- _EXTRACTED MATERIAL_:
— Begin —
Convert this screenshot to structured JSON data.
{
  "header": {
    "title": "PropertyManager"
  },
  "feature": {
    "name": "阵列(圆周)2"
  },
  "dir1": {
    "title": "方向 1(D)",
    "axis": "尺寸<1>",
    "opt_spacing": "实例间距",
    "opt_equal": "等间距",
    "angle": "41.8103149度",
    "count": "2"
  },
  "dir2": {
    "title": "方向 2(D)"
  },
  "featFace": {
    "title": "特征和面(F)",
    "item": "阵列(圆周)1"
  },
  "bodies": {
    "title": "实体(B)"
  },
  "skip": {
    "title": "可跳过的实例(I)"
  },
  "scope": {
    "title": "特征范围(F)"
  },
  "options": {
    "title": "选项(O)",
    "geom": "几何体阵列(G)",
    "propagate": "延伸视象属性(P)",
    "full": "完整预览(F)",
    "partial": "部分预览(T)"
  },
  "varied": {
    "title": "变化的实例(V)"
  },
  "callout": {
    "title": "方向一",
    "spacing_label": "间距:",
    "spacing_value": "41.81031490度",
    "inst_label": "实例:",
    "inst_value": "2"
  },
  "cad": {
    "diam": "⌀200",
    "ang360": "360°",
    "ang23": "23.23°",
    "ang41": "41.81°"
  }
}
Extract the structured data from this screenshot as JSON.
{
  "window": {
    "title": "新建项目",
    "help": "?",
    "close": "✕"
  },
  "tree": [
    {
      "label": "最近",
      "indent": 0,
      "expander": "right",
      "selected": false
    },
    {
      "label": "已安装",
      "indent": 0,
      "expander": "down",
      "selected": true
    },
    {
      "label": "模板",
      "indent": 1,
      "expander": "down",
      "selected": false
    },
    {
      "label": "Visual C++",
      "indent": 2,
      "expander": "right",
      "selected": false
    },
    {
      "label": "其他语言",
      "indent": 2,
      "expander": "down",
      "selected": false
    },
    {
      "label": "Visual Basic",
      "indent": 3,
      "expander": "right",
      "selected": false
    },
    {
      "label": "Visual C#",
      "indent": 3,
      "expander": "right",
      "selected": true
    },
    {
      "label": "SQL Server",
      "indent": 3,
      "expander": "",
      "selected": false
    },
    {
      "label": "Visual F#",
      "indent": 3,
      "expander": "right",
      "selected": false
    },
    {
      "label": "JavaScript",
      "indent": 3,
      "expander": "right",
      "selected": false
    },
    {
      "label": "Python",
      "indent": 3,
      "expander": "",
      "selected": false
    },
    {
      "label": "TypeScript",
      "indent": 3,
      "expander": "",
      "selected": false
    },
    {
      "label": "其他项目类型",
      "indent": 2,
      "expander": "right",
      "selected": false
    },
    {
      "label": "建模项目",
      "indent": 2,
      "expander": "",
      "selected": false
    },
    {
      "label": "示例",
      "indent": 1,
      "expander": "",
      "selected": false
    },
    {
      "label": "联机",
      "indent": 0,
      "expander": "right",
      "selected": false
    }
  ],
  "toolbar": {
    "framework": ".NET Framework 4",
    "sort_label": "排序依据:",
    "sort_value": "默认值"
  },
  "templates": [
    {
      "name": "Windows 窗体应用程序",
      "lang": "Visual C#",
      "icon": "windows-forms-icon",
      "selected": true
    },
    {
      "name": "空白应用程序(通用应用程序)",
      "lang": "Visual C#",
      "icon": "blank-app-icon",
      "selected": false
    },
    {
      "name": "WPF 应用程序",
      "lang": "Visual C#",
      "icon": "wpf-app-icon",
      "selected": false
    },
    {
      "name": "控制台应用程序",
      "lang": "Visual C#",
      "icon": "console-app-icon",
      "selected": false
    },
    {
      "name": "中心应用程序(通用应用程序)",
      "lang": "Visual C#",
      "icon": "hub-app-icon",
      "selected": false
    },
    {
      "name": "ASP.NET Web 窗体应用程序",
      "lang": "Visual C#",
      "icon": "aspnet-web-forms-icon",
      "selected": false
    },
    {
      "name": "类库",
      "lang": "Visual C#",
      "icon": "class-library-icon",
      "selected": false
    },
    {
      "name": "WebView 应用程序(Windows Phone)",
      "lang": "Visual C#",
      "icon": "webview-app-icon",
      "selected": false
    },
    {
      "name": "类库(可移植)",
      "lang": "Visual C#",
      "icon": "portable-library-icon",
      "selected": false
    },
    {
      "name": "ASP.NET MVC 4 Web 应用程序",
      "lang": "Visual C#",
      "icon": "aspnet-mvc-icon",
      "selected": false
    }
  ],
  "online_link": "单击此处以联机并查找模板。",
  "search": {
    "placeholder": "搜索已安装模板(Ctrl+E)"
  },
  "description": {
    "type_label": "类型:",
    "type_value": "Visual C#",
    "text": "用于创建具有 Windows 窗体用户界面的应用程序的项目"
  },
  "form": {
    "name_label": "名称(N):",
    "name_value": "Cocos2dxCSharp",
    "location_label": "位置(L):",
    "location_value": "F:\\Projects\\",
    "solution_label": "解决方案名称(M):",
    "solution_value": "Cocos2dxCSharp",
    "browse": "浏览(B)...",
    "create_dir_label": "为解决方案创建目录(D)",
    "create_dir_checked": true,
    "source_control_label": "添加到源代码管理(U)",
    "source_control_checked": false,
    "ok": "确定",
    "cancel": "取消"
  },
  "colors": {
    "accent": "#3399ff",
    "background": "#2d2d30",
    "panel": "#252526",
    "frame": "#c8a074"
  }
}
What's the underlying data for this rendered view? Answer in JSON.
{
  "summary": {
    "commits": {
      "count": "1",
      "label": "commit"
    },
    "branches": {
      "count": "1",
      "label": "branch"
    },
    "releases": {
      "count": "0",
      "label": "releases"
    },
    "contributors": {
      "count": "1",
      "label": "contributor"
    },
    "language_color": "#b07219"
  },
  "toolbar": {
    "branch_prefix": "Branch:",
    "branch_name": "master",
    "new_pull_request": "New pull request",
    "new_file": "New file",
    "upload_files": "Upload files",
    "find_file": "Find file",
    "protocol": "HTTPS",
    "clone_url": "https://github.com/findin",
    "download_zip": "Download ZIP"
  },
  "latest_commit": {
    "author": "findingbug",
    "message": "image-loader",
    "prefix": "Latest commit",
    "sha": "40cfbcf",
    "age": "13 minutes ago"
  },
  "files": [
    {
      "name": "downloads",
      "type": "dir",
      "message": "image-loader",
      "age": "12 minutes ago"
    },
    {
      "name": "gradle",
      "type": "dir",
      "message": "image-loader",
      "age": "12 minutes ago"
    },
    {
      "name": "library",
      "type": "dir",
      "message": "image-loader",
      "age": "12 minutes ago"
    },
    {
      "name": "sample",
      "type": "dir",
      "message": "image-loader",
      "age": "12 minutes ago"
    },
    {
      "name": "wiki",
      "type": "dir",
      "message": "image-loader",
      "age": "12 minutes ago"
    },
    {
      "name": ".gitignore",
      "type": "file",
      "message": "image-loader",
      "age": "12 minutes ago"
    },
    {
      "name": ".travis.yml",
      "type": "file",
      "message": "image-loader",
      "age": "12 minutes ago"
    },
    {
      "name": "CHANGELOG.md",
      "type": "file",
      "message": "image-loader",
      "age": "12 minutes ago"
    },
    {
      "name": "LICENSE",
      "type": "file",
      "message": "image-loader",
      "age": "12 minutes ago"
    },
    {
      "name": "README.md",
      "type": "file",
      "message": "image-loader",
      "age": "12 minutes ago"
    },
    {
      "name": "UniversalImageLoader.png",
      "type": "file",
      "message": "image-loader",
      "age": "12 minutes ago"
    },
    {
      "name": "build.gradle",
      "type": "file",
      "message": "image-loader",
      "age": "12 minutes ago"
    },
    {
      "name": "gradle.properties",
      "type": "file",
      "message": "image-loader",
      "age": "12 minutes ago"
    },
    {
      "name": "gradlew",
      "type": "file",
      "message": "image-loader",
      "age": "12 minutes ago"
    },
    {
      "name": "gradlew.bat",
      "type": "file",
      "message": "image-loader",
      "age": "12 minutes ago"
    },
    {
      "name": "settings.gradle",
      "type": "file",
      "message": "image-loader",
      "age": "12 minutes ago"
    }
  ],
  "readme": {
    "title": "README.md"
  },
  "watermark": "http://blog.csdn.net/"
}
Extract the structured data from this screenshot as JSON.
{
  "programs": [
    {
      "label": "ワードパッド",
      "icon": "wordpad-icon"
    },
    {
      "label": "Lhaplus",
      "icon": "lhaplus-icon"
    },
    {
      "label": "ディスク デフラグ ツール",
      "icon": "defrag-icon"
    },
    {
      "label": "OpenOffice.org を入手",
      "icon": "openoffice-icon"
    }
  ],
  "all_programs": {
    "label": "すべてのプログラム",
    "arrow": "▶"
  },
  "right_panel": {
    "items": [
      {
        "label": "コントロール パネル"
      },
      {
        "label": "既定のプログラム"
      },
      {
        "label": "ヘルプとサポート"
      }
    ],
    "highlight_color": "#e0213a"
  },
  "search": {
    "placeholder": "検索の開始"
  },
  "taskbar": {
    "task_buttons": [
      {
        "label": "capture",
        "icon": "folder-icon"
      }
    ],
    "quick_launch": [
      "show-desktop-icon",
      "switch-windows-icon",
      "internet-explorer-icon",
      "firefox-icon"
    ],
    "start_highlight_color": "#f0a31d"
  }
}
— End —
- _REQUIREMENTS_: Copy each line of the records above that carries the word "JSON".

- _FULL SOLUTION_:
Convert this screenshot to structured JSON data.
Extract the structured data from this screenshot as JSON.
What's the underlying data for this rendered view? Answer in JSON.
Extract the structured data from this screenshot as JSON.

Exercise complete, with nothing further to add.